Exercise description: Return every line of the data below that includes the string "Yield".

Input rows:
★ ★ ★ ★

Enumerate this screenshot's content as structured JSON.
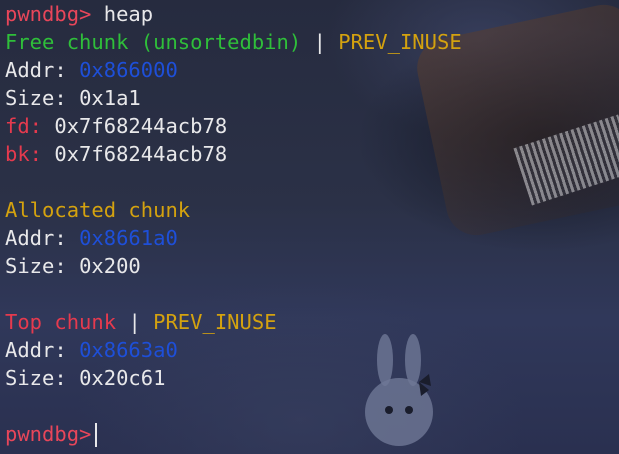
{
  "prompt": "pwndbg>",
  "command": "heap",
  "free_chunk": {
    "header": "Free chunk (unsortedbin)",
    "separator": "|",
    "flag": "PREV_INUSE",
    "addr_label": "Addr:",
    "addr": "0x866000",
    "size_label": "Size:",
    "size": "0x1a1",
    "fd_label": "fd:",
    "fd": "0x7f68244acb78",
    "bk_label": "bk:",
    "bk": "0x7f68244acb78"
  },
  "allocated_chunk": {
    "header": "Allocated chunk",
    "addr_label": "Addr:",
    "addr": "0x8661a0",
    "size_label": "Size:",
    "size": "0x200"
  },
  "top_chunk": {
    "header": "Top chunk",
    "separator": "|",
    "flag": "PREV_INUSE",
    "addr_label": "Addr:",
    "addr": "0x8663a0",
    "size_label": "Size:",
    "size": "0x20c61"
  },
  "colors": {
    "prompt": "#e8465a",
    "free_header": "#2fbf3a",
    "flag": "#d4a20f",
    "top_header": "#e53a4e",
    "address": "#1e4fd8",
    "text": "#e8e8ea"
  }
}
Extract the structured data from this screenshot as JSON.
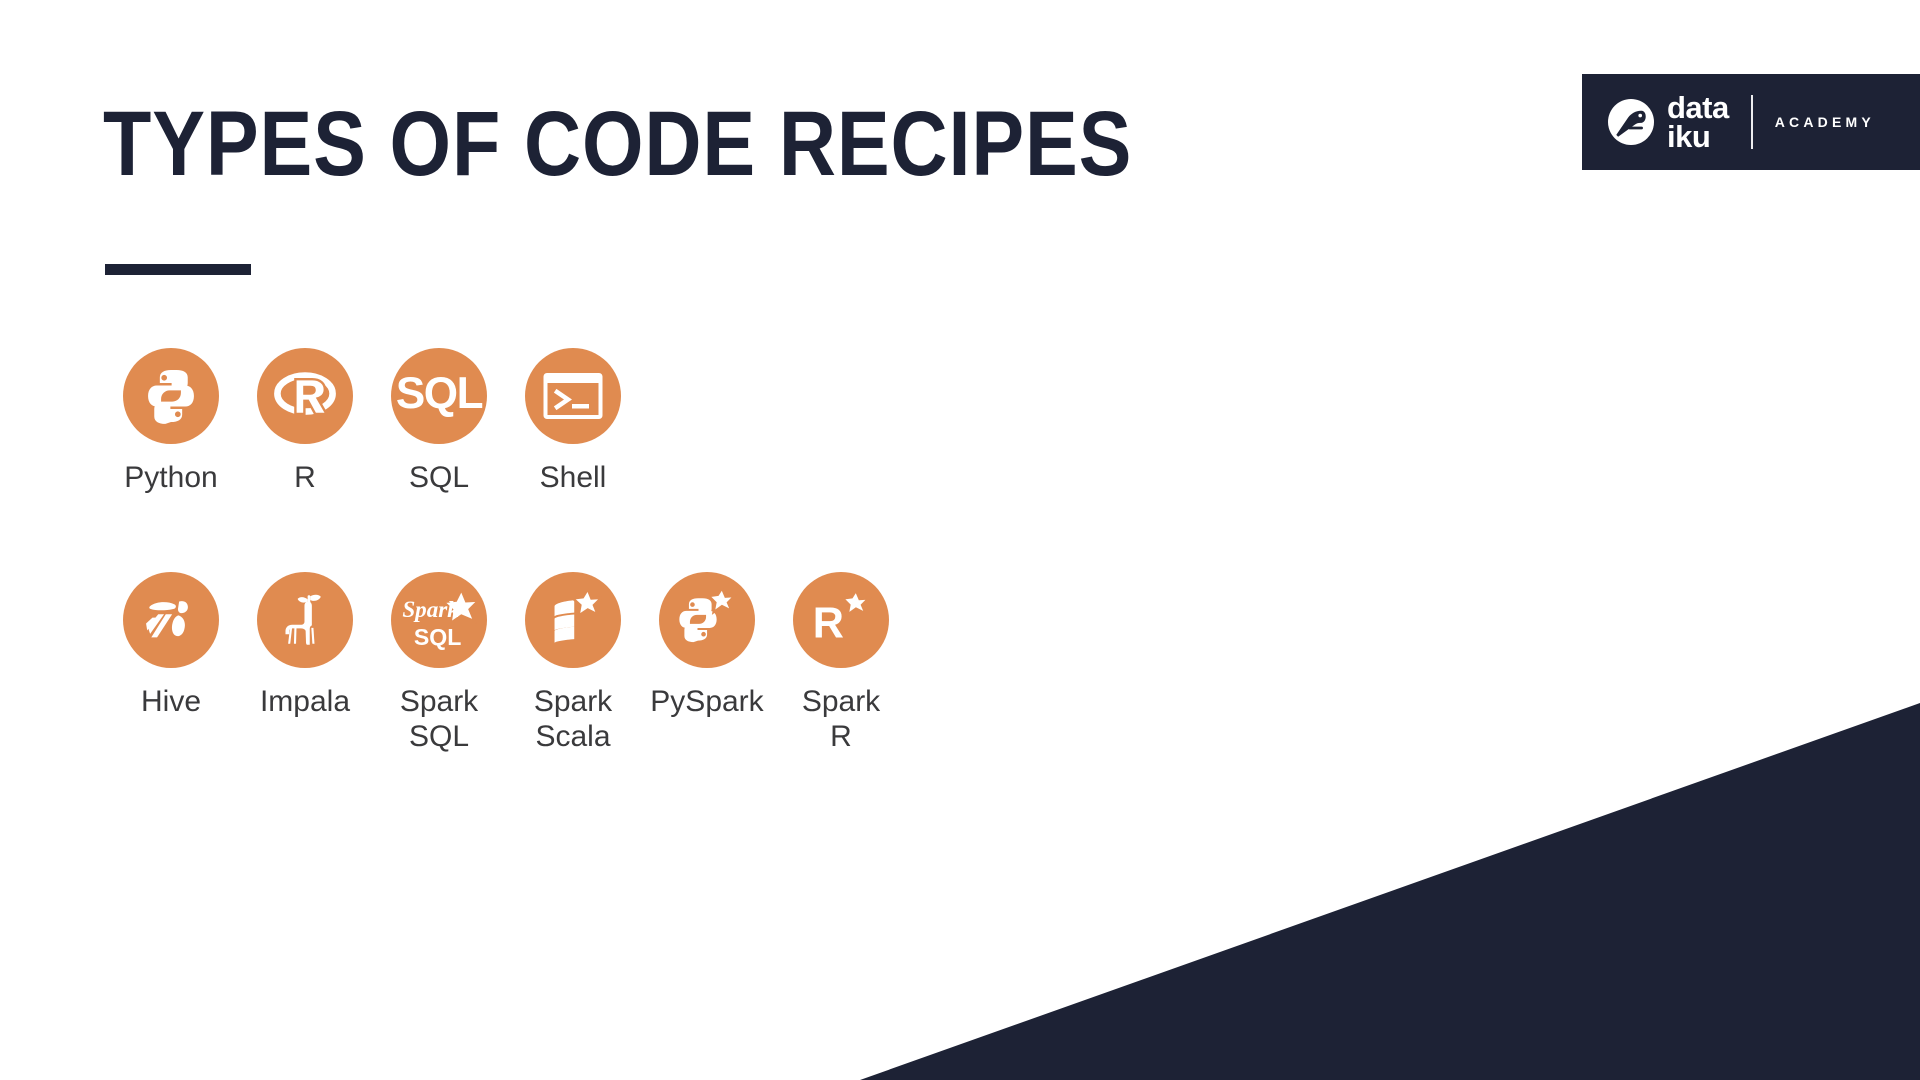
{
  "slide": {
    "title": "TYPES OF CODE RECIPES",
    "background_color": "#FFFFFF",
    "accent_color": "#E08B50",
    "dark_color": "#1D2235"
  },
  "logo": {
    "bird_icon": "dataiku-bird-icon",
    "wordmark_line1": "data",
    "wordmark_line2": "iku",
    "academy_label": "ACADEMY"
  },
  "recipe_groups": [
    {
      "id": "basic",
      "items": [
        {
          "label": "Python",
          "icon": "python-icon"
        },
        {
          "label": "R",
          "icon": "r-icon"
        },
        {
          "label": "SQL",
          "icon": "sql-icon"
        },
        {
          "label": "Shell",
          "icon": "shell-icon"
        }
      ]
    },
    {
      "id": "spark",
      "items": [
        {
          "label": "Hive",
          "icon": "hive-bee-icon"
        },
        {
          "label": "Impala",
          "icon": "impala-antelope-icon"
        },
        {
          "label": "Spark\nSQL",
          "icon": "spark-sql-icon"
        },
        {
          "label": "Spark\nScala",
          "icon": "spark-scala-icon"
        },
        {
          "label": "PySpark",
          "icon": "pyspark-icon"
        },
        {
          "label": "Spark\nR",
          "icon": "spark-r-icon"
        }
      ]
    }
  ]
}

★ ★ ★ ★

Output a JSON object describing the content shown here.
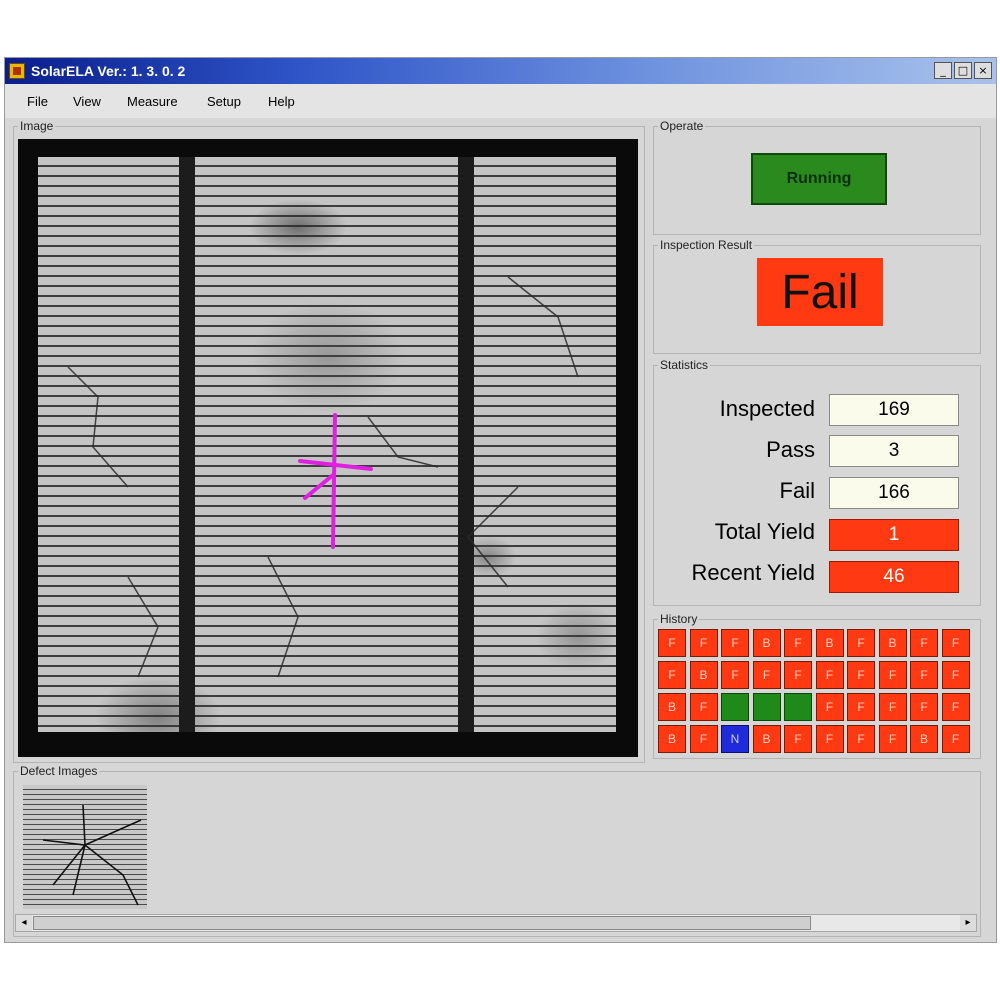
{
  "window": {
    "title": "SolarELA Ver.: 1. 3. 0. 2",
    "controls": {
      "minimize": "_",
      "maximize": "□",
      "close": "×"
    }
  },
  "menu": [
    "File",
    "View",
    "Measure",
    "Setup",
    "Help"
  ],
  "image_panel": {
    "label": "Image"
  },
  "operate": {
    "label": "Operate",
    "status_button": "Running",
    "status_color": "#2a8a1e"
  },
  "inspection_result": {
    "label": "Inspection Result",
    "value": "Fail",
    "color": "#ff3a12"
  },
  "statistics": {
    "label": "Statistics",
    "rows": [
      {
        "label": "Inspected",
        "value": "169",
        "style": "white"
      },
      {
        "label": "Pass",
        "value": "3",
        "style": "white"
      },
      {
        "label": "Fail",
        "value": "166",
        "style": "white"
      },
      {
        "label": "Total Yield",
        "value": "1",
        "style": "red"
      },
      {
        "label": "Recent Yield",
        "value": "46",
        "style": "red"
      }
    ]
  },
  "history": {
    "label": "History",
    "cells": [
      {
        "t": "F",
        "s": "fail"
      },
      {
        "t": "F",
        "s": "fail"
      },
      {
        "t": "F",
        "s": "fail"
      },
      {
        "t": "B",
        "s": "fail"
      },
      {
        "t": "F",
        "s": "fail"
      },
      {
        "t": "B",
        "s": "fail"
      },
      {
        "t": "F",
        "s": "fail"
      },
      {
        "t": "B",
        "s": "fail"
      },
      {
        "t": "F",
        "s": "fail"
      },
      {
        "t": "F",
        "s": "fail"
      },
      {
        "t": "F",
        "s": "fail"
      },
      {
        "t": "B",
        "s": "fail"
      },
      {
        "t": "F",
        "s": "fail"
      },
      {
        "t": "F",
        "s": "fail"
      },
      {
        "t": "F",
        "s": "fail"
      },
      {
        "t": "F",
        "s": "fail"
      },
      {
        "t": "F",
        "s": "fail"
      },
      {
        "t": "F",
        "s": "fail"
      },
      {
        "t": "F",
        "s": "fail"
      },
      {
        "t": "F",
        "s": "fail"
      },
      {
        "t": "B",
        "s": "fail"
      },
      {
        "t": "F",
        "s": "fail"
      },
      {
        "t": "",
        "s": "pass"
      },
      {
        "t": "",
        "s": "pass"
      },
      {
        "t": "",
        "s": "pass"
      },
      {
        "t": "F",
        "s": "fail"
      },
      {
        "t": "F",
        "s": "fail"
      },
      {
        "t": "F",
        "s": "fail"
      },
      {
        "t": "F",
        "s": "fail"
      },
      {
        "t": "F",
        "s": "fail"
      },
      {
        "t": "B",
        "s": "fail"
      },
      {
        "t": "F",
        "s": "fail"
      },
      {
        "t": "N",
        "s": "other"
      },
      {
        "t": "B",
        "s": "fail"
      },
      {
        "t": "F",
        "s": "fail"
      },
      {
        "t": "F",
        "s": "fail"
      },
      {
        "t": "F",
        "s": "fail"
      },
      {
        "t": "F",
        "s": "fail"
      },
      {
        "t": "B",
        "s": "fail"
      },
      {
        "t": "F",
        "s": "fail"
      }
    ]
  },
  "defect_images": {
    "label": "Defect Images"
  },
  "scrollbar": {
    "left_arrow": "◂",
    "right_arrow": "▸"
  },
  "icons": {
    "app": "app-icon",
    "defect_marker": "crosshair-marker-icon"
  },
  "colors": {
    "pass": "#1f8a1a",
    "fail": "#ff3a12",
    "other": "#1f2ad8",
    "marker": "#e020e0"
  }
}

★ ★ ★ ★

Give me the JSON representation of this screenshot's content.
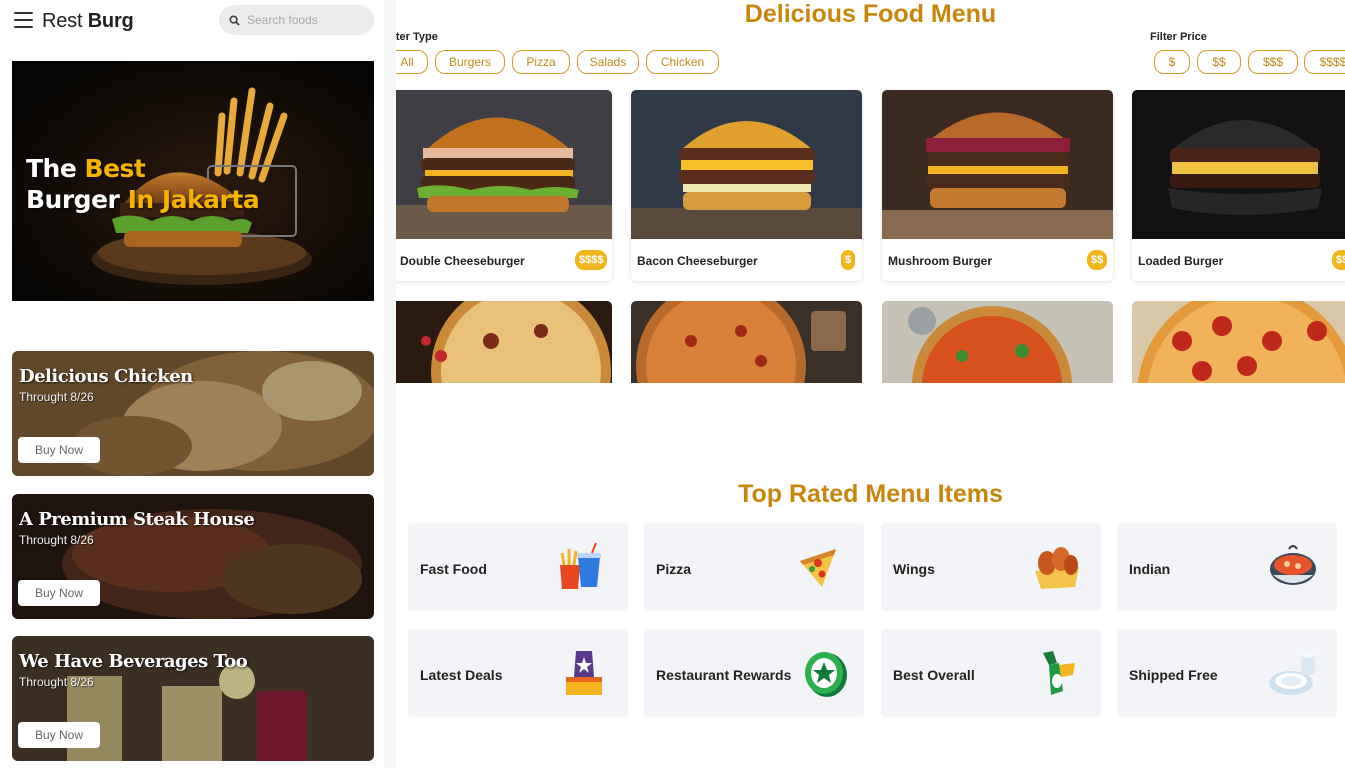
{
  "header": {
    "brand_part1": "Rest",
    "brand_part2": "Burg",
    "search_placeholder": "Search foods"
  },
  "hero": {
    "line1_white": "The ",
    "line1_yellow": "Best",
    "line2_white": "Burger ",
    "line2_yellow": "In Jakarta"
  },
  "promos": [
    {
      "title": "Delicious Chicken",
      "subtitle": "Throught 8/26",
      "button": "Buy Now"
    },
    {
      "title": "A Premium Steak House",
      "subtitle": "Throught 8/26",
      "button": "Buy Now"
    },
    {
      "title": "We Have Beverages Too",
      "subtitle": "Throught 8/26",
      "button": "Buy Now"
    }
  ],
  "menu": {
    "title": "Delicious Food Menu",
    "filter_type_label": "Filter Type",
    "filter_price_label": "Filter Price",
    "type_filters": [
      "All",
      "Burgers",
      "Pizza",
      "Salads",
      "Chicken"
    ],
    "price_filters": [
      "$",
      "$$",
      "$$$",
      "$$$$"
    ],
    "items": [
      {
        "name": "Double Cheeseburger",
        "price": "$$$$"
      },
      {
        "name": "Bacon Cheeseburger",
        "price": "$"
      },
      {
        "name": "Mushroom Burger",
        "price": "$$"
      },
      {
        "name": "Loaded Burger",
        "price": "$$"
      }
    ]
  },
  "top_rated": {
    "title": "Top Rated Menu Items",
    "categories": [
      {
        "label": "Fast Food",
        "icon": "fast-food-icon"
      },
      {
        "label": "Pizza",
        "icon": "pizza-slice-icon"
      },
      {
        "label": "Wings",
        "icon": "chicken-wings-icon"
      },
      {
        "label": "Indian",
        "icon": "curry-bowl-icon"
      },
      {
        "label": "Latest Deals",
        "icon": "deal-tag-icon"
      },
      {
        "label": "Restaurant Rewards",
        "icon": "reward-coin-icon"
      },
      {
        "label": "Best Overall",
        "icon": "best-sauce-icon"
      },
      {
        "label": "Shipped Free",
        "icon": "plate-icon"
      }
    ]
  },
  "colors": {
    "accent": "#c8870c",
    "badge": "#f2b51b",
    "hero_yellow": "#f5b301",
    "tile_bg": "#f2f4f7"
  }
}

★ ★ ★ ★

Solved problem:
        "label": "Total Yield",
        "label": "Recent Yield",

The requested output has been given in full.